● AIM OF THE TASK
Will you rewrite the data below with every "legend-entry" switched to "legend-item" and everything else left unchanged?
=== DATASET CONTENT ===
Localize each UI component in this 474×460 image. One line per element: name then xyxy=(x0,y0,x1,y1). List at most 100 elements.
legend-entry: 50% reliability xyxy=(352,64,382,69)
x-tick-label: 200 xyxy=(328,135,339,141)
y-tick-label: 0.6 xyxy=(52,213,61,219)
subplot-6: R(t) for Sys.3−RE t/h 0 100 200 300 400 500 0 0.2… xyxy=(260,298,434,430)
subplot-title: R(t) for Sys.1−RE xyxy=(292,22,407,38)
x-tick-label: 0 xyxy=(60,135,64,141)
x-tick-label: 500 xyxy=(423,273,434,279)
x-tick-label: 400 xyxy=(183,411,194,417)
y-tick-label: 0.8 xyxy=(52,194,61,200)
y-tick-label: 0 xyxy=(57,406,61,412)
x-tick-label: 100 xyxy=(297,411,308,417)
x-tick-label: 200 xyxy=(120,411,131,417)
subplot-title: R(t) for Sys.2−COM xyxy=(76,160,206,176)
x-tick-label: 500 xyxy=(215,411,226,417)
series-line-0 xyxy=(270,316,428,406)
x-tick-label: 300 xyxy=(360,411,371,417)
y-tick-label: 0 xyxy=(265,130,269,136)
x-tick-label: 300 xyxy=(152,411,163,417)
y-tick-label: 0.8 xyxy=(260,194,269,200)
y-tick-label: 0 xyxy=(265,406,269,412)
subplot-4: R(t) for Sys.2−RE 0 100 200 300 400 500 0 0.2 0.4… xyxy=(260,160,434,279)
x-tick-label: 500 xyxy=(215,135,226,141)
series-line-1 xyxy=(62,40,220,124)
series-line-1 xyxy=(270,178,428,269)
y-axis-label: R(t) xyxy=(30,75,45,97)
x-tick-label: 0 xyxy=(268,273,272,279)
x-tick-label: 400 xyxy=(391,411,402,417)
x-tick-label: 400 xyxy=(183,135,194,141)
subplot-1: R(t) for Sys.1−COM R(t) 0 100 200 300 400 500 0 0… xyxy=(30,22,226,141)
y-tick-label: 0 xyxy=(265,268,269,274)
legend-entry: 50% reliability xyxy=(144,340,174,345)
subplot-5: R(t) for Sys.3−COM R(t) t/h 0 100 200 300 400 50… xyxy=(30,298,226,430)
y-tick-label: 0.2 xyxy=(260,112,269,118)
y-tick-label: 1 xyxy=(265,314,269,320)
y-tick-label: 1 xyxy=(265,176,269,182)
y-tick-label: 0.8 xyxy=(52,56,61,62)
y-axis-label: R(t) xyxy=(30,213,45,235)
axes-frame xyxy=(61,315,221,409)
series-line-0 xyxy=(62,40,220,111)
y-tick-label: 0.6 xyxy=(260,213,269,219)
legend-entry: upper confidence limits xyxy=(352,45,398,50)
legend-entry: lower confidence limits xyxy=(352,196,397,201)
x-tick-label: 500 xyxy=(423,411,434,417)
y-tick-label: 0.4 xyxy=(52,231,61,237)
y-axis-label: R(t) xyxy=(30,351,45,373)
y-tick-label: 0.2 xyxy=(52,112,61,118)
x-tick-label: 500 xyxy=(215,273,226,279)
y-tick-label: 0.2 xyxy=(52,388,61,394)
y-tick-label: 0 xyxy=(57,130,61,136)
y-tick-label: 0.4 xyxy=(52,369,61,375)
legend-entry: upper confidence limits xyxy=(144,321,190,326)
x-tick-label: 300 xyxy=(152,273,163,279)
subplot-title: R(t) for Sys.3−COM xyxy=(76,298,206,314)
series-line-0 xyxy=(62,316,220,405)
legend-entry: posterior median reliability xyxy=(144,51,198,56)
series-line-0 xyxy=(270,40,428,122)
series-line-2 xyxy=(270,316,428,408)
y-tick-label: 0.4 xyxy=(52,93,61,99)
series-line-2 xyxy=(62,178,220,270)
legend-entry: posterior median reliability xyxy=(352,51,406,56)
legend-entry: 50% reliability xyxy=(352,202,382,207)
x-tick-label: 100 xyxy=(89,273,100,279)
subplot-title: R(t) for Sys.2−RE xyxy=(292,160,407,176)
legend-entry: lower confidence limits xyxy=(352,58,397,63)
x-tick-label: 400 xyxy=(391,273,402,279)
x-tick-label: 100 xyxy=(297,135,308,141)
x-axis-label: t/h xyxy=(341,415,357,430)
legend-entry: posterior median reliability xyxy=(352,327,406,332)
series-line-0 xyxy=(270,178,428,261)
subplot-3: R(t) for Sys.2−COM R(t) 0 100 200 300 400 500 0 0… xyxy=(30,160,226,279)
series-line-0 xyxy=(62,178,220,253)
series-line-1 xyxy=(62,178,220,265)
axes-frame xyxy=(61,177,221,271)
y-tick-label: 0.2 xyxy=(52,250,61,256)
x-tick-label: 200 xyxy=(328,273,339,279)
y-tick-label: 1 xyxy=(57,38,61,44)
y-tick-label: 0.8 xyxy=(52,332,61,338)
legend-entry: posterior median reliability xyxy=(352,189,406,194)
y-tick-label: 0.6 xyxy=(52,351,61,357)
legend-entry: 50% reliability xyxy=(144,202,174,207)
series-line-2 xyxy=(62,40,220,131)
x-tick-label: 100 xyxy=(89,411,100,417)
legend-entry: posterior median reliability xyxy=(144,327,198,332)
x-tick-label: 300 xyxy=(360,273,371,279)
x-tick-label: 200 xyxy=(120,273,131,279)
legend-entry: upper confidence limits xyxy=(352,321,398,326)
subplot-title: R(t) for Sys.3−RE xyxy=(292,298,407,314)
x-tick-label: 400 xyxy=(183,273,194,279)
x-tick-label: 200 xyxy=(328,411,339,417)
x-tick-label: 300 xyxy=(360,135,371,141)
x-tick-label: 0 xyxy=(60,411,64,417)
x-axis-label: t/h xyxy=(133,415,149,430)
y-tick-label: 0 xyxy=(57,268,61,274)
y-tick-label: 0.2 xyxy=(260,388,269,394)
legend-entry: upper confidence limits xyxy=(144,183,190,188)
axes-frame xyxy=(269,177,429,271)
===
● WRITTEN ANSWER
Localize each UI component in this 474×460 image. One line per element: name then xyxy=(x0,y0,x1,y1). List at most 100 elements.
legend-item: 50% reliability xyxy=(352,64,382,69)
x-tick-label: 200 xyxy=(328,135,339,141)
y-tick-label: 0.6 xyxy=(52,213,61,219)
subplot-6: R(t) for Sys.3−RE t/h 0 100 200 300 400 500 0 0.2… xyxy=(260,298,434,430)
subplot-title: R(t) for Sys.1−RE xyxy=(292,22,407,38)
x-tick-label: 0 xyxy=(60,135,64,141)
x-tick-label: 500 xyxy=(423,273,434,279)
x-tick-label: 400 xyxy=(183,411,194,417)
y-tick-label: 0.8 xyxy=(52,194,61,200)
y-tick-label: 0 xyxy=(57,406,61,412)
x-tick-label: 100 xyxy=(297,411,308,417)
x-tick-label: 200 xyxy=(120,411,131,417)
subplot-title: R(t) for Sys.2−COM xyxy=(76,160,206,176)
x-tick-label: 500 xyxy=(215,411,226,417)
series-line-0 xyxy=(270,316,428,406)
x-tick-label: 300 xyxy=(360,411,371,417)
y-tick-label: 0 xyxy=(265,130,269,136)
x-tick-label: 300 xyxy=(152,411,163,417)
y-tick-label: 0.8 xyxy=(260,194,269,200)
y-tick-label: 0 xyxy=(265,406,269,412)
subplot-4: R(t) for Sys.2−RE 0 100 200 300 400 500 0 0.2 0.4… xyxy=(260,160,434,279)
x-tick-label: 500 xyxy=(215,135,226,141)
series-line-1 xyxy=(62,40,220,124)
series-line-1 xyxy=(270,178,428,269)
y-axis-label: R(t) xyxy=(30,75,45,97)
x-tick-label: 0 xyxy=(268,273,272,279)
x-tick-label: 400 xyxy=(391,411,402,417)
x-tick-label: 400 xyxy=(183,135,194,141)
subplot-1: R(t) for Sys.1−COM R(t) 0 100 200 300 400 500 0 0… xyxy=(30,22,226,141)
y-tick-label: 0 xyxy=(265,268,269,274)
legend-item: 50% reliability xyxy=(144,340,174,345)
subplot-5: R(t) for Sys.3−COM R(t) t/h 0 100 200 300 400 50… xyxy=(30,298,226,430)
y-tick-label: 0.2 xyxy=(260,112,269,118)
y-tick-label: 1 xyxy=(265,314,269,320)
y-tick-label: 1 xyxy=(265,176,269,182)
y-tick-label: 0.8 xyxy=(52,56,61,62)
y-axis-label: R(t) xyxy=(30,213,45,235)
axes-frame xyxy=(61,315,221,409)
series-line-0 xyxy=(62,40,220,111)
y-tick-label: 0.6 xyxy=(260,213,269,219)
legend-item: upper confidence limits xyxy=(352,45,398,50)
legend-item: lower confidence limits xyxy=(352,196,397,201)
x-tick-label: 500 xyxy=(423,411,434,417)
y-tick-label: 0.4 xyxy=(52,231,61,237)
y-axis-label: R(t) xyxy=(30,351,45,373)
y-tick-label: 0.2 xyxy=(52,112,61,118)
x-tick-label: 500 xyxy=(215,273,226,279)
y-tick-label: 0.2 xyxy=(52,388,61,394)
y-tick-label: 0 xyxy=(57,130,61,136)
y-tick-label: 0.4 xyxy=(52,369,61,375)
legend-item: upper confidence limits xyxy=(144,321,190,326)
x-tick-label: 300 xyxy=(152,273,163,279)
subplot-title: R(t) for Sys.3−COM xyxy=(76,298,206,314)
series-line-0 xyxy=(62,316,220,405)
legend-item: posterior median reliability xyxy=(144,51,198,56)
series-line-0 xyxy=(270,40,428,122)
series-line-2 xyxy=(270,316,428,408)
y-tick-label: 0.4 xyxy=(52,93,61,99)
series-line-2 xyxy=(62,178,220,270)
legend-item: posterior median reliability xyxy=(352,51,406,56)
legend-item: 50% reliability xyxy=(352,202,382,207)
x-tick-label: 100 xyxy=(89,273,100,279)
subplot-title: R(t) for Sys.2−RE xyxy=(292,160,407,176)
legend-item: lower confidence limits xyxy=(352,58,397,63)
x-tick-label: 400 xyxy=(391,273,402,279)
x-tick-label: 100 xyxy=(297,135,308,141)
x-axis-label: t/h xyxy=(341,415,357,430)
legend-item: posterior median reliability xyxy=(352,327,406,332)
series-line-0 xyxy=(270,178,428,261)
subplot-3: R(t) for Sys.2−COM R(t) 0 100 200 300 400 500 0 0… xyxy=(30,160,226,279)
series-line-0 xyxy=(62,178,220,253)
series-line-1 xyxy=(62,178,220,265)
axes-frame xyxy=(61,177,221,271)
y-tick-label: 0.2 xyxy=(52,250,61,256)
x-tick-label: 200 xyxy=(328,273,339,279)
y-tick-label: 1 xyxy=(57,38,61,44)
y-tick-label: 0.8 xyxy=(52,332,61,338)
legend-item: posterior median reliability xyxy=(352,189,406,194)
y-tick-label: 0.6 xyxy=(52,351,61,357)
legend-item: 50% reliability xyxy=(144,202,174,207)
series-line-2 xyxy=(62,40,220,131)
x-tick-label: 100 xyxy=(89,411,100,417)
legend-item: posterior median reliability xyxy=(144,327,198,332)
x-tick-label: 300 xyxy=(360,273,371,279)
x-tick-label: 200 xyxy=(120,273,131,279)
legend-item: upper confidence limits xyxy=(352,321,398,326)
subplot-title: R(t) for Sys.3−RE xyxy=(292,298,407,314)
x-tick-label: 400 xyxy=(183,273,194,279)
x-tick-label: 200 xyxy=(328,411,339,417)
x-tick-label: 300 xyxy=(360,135,371,141)
x-tick-label: 0 xyxy=(60,411,64,417)
x-axis-label: t/h xyxy=(133,415,149,430)
y-tick-label: 0 xyxy=(57,268,61,274)
y-tick-label: 0.2 xyxy=(260,388,269,394)
legend-item: upper confidence limits xyxy=(144,183,190,188)
axes-frame xyxy=(269,177,429,271)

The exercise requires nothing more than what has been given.